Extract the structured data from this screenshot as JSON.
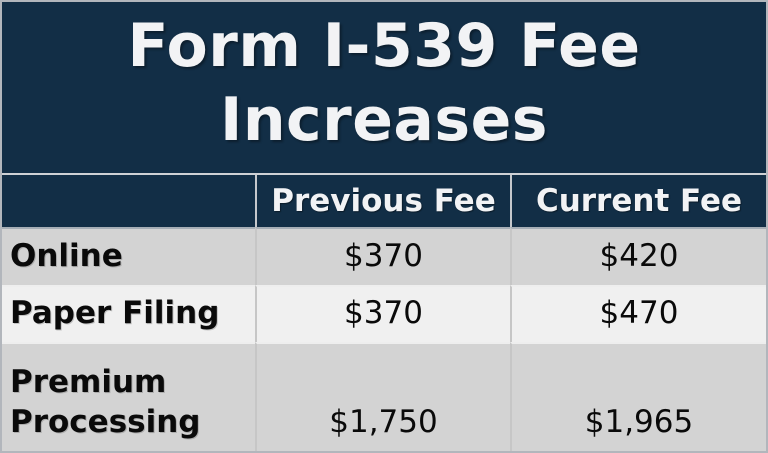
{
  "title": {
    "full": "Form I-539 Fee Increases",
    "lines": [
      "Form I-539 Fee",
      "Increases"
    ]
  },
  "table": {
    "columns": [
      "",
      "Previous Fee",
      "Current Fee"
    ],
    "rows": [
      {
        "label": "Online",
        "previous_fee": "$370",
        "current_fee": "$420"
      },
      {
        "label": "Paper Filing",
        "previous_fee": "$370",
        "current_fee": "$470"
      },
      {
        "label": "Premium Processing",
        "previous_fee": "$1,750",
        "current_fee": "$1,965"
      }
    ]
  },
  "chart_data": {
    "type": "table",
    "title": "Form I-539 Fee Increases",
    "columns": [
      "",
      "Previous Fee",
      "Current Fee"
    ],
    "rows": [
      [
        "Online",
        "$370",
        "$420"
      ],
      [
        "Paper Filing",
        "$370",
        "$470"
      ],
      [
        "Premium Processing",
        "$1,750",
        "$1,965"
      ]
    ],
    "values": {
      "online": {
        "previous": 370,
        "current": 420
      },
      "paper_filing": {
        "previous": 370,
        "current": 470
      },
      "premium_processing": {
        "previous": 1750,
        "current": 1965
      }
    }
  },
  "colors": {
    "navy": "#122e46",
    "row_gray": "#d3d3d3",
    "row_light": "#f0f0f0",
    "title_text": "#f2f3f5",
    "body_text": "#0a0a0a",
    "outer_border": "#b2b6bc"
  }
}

————————

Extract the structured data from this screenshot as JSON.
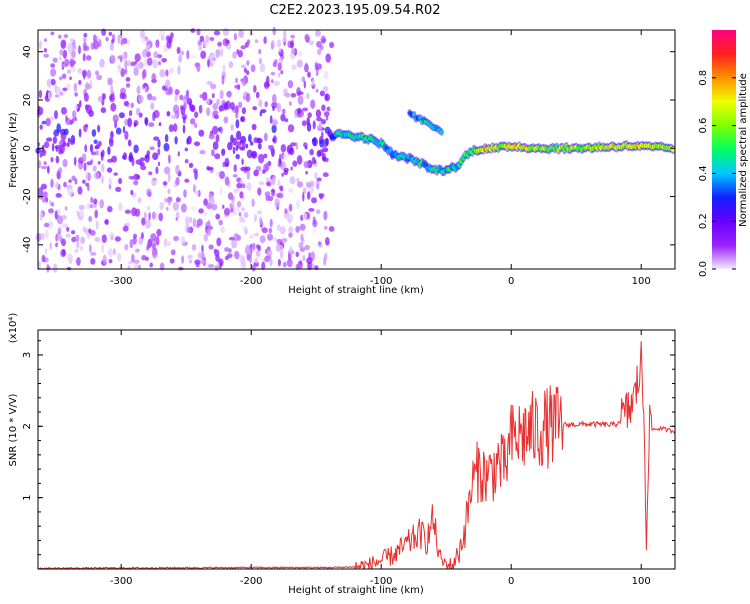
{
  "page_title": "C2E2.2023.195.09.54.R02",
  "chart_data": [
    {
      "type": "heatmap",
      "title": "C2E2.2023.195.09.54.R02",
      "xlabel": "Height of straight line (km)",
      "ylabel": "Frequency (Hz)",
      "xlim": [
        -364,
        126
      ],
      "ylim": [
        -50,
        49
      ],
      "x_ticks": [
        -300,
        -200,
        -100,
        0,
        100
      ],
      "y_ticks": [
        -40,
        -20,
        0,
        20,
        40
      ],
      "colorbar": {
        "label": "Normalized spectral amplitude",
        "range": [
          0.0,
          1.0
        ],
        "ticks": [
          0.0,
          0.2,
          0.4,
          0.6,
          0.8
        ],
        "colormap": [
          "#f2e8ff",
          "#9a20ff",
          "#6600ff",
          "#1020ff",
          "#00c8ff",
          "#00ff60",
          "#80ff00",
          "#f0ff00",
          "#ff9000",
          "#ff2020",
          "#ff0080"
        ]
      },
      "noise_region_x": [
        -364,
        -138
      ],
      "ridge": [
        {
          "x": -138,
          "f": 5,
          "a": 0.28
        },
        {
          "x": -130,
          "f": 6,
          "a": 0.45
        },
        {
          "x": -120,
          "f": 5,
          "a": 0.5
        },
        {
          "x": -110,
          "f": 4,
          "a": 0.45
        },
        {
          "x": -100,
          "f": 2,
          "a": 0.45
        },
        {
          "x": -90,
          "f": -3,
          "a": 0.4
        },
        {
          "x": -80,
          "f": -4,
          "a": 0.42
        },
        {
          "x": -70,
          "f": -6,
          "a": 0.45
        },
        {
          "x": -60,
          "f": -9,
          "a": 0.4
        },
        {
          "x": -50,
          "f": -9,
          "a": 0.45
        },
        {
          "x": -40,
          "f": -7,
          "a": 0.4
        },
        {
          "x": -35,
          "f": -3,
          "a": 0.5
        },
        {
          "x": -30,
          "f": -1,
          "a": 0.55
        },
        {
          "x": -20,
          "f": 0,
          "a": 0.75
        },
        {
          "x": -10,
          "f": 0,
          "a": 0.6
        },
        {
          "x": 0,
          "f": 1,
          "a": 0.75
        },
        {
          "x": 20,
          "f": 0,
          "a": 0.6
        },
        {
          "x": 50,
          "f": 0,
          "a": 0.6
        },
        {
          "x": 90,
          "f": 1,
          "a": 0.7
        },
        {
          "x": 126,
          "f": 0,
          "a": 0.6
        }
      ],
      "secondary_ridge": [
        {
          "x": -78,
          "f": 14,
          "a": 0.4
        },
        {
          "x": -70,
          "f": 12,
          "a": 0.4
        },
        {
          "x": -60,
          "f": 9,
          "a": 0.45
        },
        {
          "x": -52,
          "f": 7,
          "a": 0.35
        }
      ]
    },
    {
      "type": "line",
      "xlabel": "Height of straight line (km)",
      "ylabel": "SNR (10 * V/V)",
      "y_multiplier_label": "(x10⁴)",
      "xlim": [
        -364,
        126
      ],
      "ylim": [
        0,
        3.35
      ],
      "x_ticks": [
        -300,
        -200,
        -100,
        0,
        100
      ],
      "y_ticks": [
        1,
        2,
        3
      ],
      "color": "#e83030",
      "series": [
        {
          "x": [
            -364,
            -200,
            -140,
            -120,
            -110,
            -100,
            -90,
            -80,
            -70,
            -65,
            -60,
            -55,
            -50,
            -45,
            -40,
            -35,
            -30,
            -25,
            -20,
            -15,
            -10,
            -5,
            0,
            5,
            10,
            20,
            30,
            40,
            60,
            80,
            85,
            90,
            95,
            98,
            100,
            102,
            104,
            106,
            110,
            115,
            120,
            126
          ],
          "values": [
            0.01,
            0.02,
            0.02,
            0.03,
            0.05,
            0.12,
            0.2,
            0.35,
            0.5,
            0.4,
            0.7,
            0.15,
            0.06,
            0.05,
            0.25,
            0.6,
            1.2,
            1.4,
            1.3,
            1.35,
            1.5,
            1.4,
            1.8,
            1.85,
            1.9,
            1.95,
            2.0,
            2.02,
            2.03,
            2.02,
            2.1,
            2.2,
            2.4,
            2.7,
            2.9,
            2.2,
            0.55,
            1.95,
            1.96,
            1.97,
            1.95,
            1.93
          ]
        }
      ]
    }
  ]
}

————————

Copy out all lines where the word "Form" appears.

    "full": "Form I-539 Fee Increases",
      "Form I-539 Fee",
    "title": "Form I-539 Fee Increases",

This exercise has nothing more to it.